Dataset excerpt
-*-

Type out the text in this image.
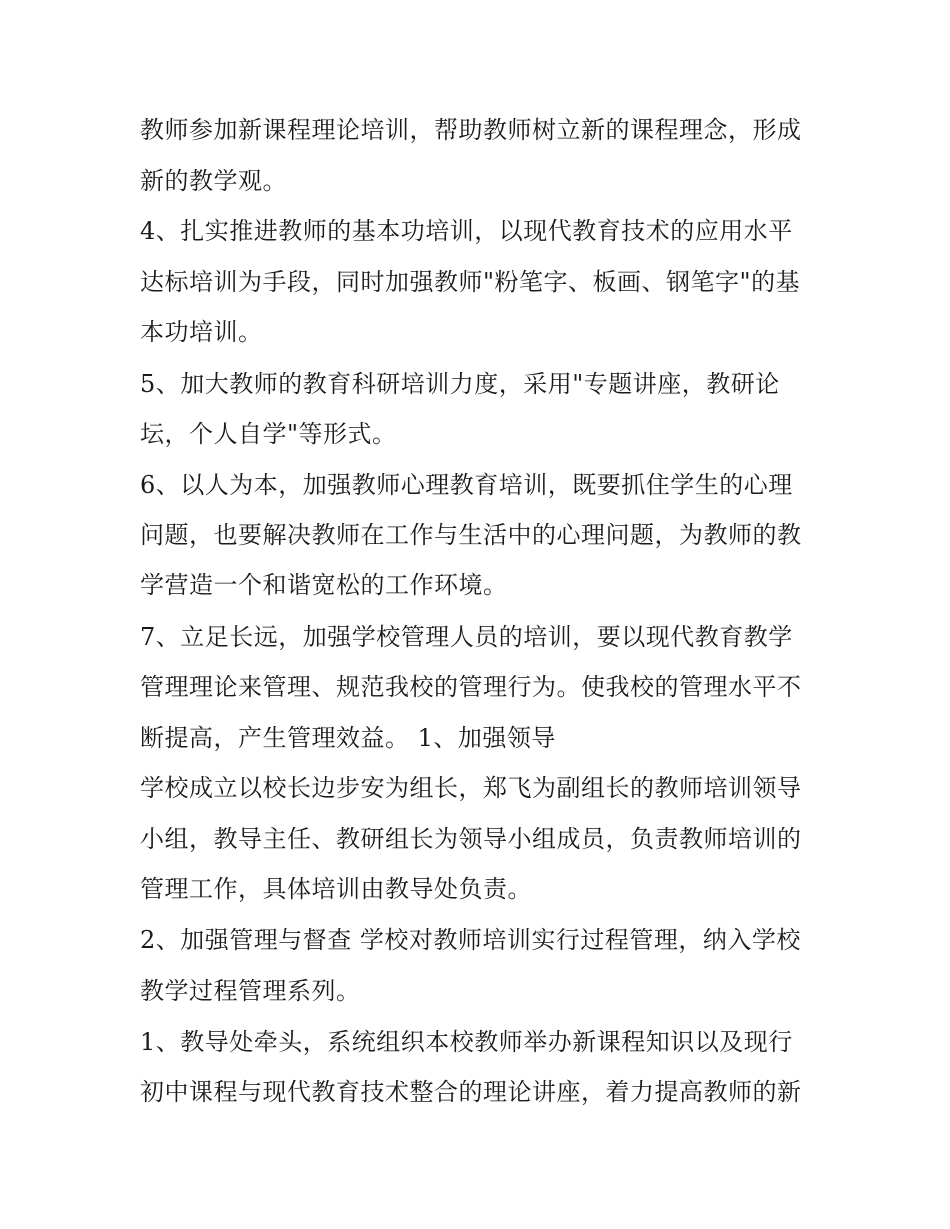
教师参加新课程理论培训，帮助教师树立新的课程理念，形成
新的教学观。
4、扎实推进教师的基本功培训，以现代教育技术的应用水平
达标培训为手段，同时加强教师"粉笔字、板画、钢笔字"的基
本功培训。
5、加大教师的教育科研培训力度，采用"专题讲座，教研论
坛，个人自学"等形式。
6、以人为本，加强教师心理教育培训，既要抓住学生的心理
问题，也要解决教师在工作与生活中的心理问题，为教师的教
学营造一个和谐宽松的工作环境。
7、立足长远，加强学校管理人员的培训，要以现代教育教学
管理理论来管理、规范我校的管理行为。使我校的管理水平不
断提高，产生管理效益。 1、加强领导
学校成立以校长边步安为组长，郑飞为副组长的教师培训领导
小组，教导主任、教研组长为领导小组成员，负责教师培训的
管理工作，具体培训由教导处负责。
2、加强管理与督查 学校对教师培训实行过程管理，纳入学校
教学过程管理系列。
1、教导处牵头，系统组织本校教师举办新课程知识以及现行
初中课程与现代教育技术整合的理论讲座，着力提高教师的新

-*-

→ REQUEST: Return the full material word for word. Do not include the pictures.

→ CORRECT RESULT:
Type out the text in this image.
教师参加新课程理论培训，帮助教师树立新的课程理念，形成
新的教学观。
4、扎实推进教师的基本功培训，以现代教育技术的应用水平
达标培训为手段，同时加强教师"粉笔字、板画、钢笔字"的基
本功培训。
5、加大教师的教育科研培训力度，采用"专题讲座，教研论
坛，个人自学"等形式。
6、以人为本，加强教师心理教育培训，既要抓住学生的心理
问题，也要解决教师在工作与生活中的心理问题，为教师的教
学营造一个和谐宽松的工作环境。
7、立足长远，加强学校管理人员的培训，要以现代教育教学
管理理论来管理、规范我校的管理行为。使我校的管理水平不
断提高，产生管理效益。 1、加强领导
学校成立以校长边步安为组长，郑飞为副组长的教师培训领导
小组，教导主任、教研组长为领导小组成员，负责教师培训的
管理工作，具体培训由教导处负责。
2、加强管理与督查 学校对教师培训实行过程管理，纳入学校
教学过程管理系列。
1、教导处牵头，系统组织本校教师举办新课程知识以及现行
初中课程与现代教育技术整合的理论讲座，着力提高教师的新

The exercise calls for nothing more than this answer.